EXERCISE TASK:
Collect each line holding the string "only".

PROVIDED ENTRIES:

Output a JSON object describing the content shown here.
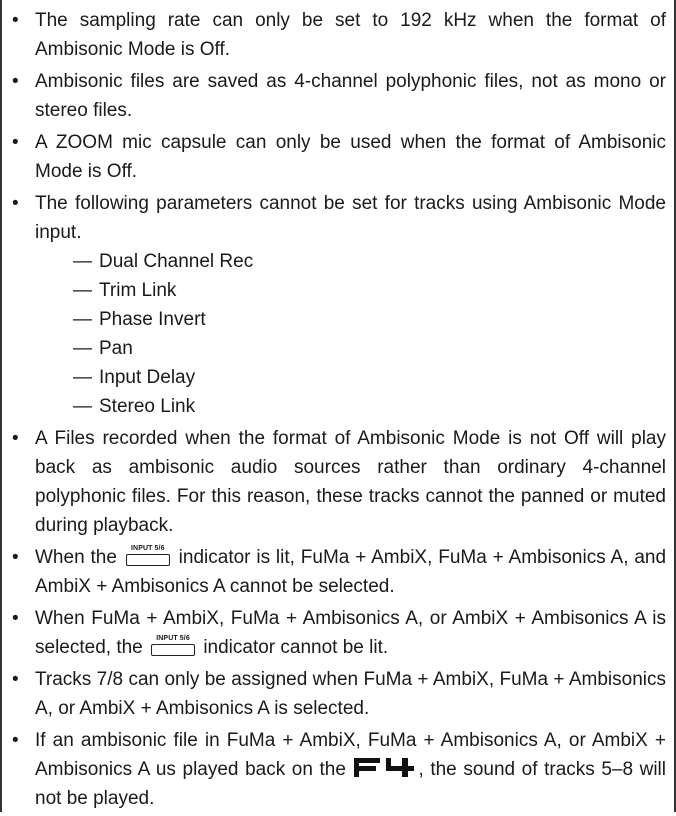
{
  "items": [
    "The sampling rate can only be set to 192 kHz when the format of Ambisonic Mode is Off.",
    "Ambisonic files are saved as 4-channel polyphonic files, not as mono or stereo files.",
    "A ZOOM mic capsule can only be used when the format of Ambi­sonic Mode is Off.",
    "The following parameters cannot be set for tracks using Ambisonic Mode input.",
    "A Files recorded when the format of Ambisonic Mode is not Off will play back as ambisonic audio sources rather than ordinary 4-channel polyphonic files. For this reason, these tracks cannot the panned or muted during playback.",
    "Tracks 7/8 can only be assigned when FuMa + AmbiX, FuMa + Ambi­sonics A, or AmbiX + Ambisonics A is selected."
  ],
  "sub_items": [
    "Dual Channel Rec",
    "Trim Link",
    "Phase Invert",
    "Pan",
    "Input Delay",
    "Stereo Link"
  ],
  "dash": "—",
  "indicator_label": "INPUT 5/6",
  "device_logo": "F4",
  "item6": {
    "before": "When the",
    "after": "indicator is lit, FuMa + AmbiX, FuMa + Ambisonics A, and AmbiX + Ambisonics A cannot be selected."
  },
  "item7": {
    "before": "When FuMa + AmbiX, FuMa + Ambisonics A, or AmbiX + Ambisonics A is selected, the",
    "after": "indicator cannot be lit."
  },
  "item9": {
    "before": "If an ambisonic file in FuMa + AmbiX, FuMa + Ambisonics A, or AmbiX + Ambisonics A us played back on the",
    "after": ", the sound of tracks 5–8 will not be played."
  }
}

RESULT FOR THIS TASK:
    "The sampling rate can only be set to 192 kHz when the format of Ambisonic Mode is Off.",
    "A ZOOM mic capsule can only be used when the format of Ambi­sonic Mode is Off.",
    "Tracks 7/8 can only be assigned when FuMa + AmbiX, FuMa + Ambi­sonics A, or AmbiX + Ambisonics A is selected."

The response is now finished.